SUPPLIED ENTRIES.
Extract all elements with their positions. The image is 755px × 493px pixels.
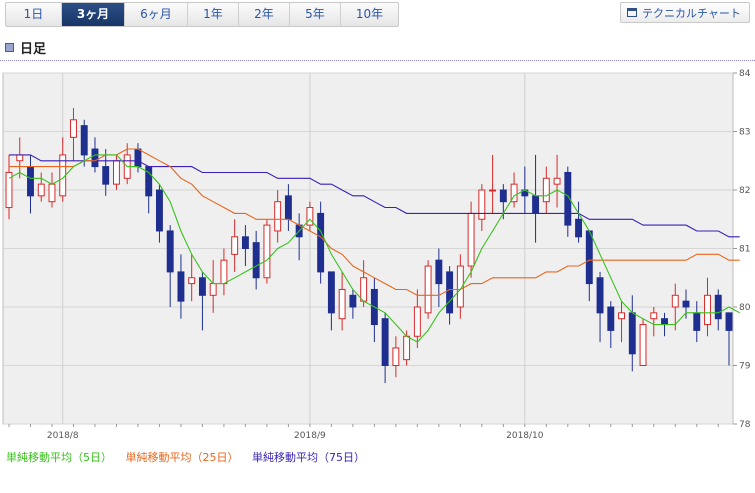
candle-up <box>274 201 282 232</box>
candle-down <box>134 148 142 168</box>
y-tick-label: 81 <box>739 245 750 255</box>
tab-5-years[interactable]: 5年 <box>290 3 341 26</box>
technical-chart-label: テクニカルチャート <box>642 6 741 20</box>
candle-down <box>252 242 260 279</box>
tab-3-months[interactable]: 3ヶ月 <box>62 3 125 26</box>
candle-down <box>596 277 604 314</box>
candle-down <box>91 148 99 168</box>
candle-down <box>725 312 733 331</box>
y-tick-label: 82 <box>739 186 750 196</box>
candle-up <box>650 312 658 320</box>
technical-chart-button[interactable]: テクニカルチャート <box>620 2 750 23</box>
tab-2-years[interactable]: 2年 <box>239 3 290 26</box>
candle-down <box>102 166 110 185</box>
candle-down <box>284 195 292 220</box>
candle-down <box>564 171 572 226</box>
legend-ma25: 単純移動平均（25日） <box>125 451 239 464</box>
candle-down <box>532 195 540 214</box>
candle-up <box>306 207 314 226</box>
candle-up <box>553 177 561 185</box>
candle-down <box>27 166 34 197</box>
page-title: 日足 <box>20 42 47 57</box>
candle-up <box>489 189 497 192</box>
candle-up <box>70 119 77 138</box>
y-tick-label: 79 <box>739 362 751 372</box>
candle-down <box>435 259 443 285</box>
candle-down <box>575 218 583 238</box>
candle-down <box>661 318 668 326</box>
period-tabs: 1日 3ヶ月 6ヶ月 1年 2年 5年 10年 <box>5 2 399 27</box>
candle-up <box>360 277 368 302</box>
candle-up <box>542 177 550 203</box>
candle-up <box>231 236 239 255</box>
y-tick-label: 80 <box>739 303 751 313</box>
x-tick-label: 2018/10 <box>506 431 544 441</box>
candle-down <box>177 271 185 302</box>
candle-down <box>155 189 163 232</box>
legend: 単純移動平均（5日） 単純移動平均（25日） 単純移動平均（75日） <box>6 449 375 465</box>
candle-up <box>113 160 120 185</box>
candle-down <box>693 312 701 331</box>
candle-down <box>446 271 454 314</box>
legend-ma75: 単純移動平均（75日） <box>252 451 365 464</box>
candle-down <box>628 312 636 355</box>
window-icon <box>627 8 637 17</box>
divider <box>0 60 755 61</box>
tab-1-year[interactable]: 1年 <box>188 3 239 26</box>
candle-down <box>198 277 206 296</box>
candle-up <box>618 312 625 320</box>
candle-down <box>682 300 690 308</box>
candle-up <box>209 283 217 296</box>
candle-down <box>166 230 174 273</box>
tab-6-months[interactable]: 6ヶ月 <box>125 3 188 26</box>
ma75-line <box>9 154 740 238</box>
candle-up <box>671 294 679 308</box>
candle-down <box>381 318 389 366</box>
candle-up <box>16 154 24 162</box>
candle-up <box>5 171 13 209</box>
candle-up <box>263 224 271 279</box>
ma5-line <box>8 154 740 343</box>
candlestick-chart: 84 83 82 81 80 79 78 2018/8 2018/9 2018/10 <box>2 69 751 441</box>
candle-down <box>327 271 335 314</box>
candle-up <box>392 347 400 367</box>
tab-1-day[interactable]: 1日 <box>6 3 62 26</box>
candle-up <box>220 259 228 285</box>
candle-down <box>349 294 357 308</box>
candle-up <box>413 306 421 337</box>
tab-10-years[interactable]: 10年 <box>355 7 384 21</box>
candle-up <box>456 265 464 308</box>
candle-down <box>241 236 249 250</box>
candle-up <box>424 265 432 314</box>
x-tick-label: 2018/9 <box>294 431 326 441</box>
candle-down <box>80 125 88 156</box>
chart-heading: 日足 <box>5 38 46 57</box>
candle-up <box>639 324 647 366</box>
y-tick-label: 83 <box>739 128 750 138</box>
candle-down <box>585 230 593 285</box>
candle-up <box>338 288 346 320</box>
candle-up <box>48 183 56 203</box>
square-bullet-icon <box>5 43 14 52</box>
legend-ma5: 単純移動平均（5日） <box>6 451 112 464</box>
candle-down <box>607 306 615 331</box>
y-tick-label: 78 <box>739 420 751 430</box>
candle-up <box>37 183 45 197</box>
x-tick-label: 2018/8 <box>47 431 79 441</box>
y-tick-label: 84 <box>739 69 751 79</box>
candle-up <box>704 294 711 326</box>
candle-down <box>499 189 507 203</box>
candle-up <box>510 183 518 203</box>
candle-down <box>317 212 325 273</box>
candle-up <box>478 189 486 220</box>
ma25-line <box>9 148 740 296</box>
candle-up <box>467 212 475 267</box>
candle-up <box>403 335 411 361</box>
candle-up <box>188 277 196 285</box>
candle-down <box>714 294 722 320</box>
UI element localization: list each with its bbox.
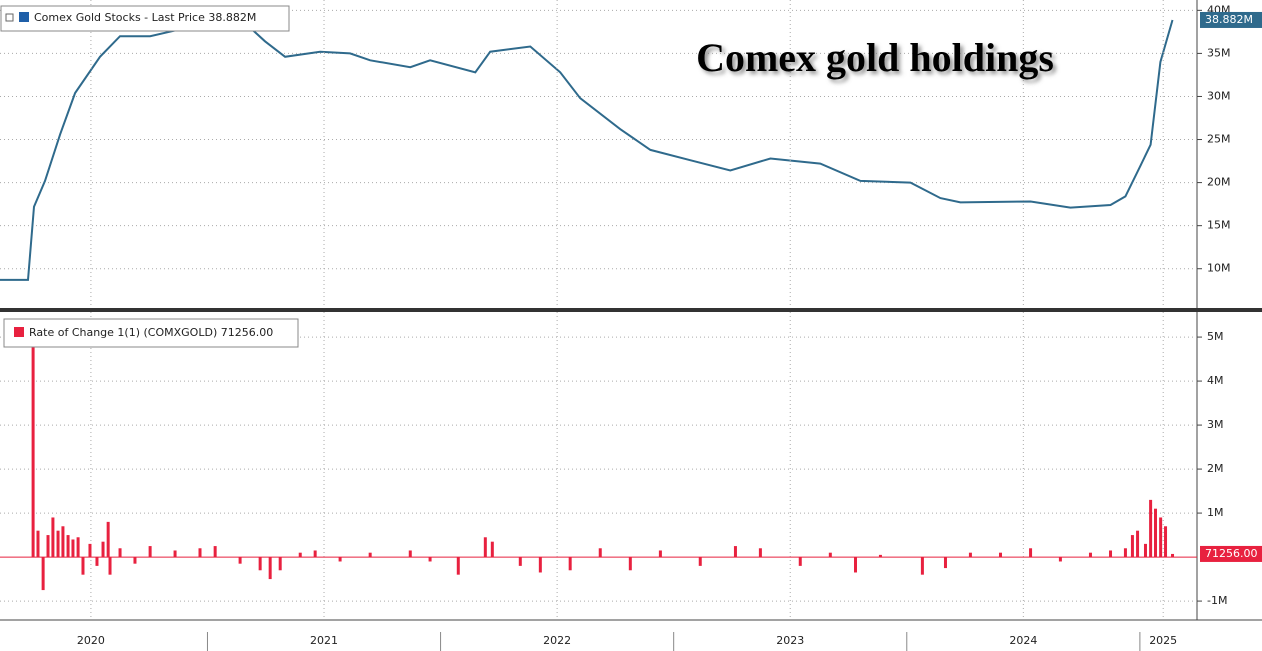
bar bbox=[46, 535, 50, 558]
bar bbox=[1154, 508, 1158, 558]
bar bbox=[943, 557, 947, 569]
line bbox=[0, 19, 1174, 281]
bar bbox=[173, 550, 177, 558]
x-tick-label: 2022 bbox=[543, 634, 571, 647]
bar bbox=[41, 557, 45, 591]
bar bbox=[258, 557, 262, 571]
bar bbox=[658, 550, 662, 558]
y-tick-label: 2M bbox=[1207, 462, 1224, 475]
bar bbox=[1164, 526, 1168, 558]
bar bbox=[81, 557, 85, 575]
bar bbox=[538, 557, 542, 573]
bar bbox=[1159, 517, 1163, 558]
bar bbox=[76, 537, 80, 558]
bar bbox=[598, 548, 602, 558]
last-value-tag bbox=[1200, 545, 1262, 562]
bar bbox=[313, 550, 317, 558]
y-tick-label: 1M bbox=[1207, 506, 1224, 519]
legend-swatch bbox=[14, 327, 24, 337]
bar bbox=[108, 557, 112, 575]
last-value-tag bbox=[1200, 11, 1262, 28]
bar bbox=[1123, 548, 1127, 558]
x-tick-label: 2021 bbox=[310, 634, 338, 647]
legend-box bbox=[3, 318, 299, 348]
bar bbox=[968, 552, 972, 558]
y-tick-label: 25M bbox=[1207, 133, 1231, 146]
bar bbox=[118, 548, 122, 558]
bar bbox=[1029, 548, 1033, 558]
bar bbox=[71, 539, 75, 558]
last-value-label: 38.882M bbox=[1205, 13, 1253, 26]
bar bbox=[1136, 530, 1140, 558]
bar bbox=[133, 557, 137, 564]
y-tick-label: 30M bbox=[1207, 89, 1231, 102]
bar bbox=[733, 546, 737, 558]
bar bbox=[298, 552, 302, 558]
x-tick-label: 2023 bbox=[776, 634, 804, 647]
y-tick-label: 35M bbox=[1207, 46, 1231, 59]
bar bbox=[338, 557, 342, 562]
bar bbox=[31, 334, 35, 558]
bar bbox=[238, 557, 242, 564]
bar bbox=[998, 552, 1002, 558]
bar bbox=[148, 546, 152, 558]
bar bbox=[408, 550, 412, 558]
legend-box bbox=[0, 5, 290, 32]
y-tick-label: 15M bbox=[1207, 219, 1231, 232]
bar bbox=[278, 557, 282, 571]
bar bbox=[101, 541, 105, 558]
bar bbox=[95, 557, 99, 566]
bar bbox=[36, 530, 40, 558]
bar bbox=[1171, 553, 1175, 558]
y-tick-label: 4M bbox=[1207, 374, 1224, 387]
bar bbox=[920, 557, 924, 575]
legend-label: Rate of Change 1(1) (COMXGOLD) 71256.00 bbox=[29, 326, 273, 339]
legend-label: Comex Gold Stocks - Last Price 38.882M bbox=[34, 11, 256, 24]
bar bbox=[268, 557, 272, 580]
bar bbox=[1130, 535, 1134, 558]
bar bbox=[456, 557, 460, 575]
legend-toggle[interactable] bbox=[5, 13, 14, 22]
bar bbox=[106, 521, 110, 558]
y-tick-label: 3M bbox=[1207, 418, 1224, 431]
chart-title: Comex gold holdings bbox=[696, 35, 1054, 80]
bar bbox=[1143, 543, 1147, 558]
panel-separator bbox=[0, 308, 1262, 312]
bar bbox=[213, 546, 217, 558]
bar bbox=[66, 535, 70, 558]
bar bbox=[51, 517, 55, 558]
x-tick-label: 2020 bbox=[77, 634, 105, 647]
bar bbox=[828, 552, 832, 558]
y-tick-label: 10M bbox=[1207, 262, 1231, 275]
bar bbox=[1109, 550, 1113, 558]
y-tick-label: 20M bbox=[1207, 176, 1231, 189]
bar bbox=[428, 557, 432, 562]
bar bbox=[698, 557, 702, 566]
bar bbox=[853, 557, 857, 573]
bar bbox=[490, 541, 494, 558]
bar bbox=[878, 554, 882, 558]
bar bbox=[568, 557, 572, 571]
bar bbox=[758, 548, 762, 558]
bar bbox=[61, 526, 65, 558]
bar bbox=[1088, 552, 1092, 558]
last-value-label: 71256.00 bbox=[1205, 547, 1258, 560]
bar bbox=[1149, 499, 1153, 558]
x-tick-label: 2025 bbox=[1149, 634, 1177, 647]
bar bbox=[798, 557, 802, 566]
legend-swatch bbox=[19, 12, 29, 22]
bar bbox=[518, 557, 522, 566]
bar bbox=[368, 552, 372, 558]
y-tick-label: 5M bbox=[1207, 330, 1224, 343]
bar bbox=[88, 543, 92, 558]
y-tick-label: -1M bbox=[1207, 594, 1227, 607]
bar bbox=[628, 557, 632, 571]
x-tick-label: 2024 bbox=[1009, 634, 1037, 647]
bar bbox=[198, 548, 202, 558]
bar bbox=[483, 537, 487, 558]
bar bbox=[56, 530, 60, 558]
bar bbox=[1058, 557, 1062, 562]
==
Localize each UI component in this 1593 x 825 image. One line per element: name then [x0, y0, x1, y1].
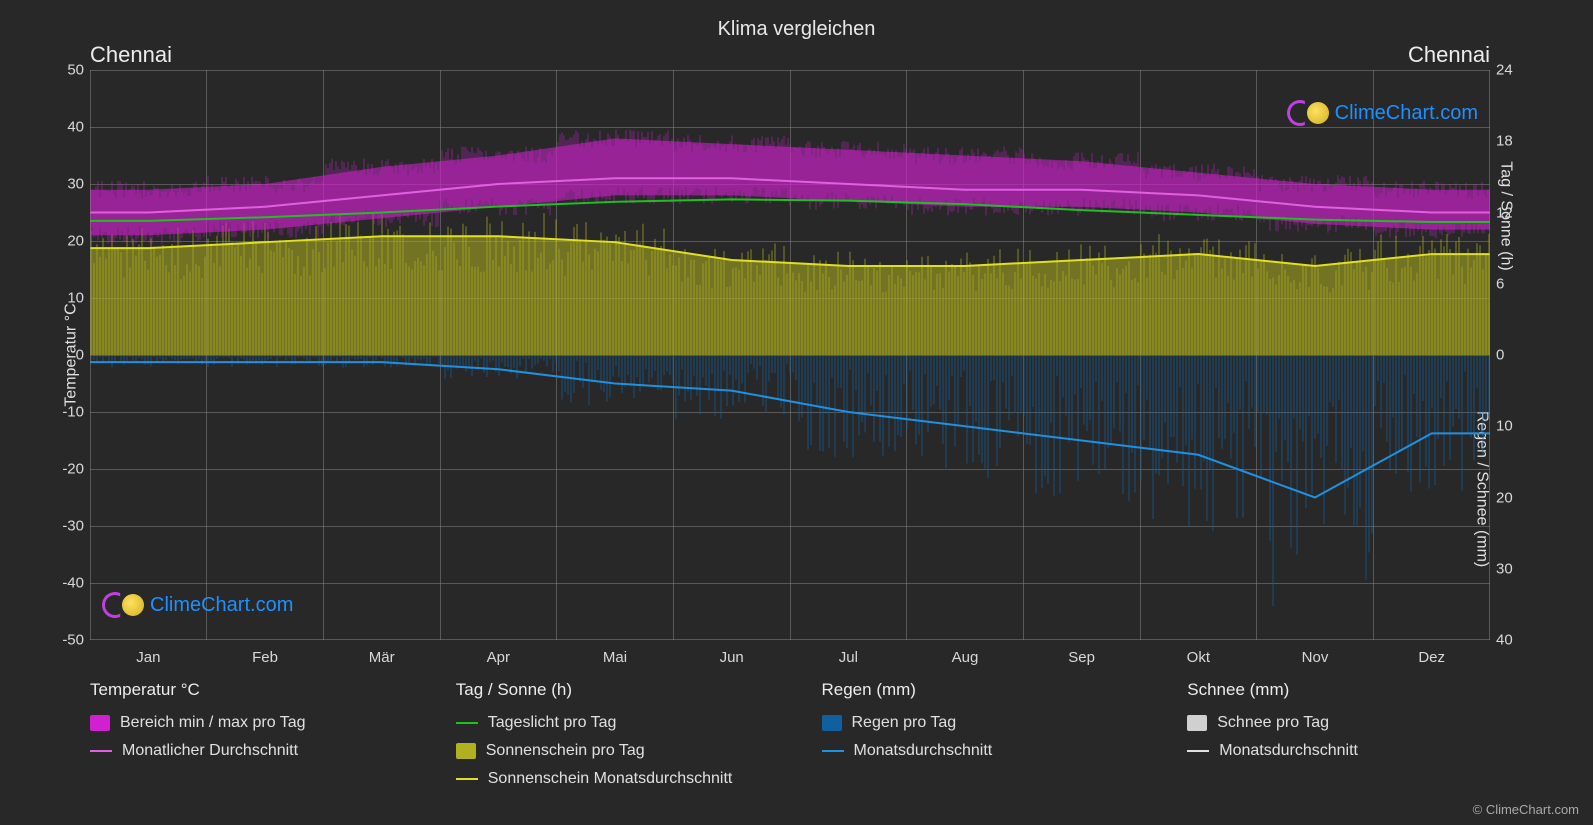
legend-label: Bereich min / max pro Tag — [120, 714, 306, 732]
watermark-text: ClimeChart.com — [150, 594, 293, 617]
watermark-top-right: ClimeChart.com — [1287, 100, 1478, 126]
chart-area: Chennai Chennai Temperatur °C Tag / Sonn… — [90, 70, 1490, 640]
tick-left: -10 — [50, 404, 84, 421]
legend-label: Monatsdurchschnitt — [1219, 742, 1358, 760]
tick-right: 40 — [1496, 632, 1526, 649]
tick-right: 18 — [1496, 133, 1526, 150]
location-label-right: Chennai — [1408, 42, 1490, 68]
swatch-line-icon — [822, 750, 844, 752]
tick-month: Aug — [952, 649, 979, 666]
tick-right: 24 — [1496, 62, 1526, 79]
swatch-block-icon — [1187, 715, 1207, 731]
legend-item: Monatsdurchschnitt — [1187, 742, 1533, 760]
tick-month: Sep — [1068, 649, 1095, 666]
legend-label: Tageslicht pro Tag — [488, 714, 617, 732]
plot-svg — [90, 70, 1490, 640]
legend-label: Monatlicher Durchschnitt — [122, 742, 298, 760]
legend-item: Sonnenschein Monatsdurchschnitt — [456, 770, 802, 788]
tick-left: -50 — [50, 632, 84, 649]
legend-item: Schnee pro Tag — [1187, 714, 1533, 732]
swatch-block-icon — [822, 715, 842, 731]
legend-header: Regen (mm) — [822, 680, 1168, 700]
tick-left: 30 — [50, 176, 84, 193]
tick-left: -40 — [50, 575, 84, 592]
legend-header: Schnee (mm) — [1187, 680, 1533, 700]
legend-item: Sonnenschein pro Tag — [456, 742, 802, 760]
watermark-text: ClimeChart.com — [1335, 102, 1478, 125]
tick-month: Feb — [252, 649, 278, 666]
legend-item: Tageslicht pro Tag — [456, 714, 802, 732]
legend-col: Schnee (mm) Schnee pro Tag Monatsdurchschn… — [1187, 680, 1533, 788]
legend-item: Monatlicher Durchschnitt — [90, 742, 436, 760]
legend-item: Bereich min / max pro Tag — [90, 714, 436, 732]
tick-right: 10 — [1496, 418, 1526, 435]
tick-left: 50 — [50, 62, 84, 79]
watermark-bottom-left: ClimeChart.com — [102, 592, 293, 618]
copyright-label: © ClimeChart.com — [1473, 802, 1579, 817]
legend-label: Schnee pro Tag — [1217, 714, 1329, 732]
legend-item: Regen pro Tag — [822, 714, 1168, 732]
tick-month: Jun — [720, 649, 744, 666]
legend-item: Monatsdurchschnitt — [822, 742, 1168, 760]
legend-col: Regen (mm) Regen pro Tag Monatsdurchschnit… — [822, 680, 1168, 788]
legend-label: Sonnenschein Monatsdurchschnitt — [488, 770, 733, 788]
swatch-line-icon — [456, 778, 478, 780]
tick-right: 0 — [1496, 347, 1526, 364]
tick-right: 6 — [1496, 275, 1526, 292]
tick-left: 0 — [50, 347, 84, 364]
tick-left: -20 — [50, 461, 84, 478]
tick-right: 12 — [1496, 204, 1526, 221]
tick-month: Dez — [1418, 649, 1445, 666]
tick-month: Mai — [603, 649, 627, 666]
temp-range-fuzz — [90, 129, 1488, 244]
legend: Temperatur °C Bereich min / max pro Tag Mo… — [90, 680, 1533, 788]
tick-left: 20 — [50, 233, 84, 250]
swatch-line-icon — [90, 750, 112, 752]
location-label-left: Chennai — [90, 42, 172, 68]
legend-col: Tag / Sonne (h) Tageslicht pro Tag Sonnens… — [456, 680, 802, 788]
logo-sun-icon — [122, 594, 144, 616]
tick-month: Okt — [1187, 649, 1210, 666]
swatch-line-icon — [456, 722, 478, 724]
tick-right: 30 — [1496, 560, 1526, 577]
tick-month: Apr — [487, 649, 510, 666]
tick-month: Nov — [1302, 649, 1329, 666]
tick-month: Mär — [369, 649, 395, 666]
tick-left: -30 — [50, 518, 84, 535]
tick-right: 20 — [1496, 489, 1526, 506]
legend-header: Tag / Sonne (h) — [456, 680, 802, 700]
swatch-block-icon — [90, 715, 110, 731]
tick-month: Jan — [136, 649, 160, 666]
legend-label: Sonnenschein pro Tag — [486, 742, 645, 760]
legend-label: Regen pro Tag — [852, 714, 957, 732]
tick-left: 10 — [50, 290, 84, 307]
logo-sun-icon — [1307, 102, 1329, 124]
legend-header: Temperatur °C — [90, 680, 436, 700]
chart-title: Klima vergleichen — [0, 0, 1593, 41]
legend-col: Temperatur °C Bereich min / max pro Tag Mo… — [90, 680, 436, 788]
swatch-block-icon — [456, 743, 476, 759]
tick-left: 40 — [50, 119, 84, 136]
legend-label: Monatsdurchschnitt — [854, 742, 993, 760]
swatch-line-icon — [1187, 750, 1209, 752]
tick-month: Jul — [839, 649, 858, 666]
--
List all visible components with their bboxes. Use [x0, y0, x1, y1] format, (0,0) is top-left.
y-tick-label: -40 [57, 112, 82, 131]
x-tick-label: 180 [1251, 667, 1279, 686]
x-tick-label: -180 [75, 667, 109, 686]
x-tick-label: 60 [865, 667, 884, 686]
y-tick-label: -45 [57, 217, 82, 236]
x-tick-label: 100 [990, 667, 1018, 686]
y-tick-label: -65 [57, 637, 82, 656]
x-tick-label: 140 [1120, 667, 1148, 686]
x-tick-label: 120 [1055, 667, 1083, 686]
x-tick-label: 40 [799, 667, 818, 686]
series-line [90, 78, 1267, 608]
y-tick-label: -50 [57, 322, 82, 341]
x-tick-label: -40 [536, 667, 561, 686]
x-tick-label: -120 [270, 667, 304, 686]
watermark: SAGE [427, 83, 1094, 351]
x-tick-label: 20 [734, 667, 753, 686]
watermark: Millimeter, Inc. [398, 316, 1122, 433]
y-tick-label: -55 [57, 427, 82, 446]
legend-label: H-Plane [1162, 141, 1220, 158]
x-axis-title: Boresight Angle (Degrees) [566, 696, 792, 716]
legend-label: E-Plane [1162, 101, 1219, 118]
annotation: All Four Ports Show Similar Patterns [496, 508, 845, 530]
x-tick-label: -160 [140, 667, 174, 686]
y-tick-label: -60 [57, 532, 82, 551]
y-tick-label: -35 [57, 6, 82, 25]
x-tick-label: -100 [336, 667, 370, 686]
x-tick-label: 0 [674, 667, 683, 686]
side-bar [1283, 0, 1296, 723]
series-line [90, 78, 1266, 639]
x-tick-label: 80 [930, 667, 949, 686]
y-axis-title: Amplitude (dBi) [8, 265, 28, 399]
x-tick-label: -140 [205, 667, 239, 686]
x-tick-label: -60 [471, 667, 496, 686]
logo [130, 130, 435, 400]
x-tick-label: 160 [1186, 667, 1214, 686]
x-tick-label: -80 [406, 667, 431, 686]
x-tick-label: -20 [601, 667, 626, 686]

REQUIREMENT. Pull out the stretch of entries from the line containing "candle-up <box>274 201 282 232</box>" through the line containing "candle-up <box>650 312 658 320</box>", including both of those lines, and copy each line without any change.

CORRECT RESPONSE.
candle-up <box>274 201 282 232</box>
candle-down <box>134 148 142 168</box>
y-tick-label: 81 <box>739 245 750 255</box>
tab-5-years[interactable]: 5年 <box>290 3 341 26</box>
technical-chart-label: テクニカルチャート <box>642 6 741 20</box>
candle-down <box>252 242 260 279</box>
tab-3-months[interactable]: 3ヶ月 <box>62 3 125 26</box>
candle-down <box>596 277 604 314</box>
candle-down <box>91 148 99 168</box>
candle-down <box>725 312 733 331</box>
y-tick-label: 82 <box>739 186 750 196</box>
candle-up <box>650 312 658 320</box>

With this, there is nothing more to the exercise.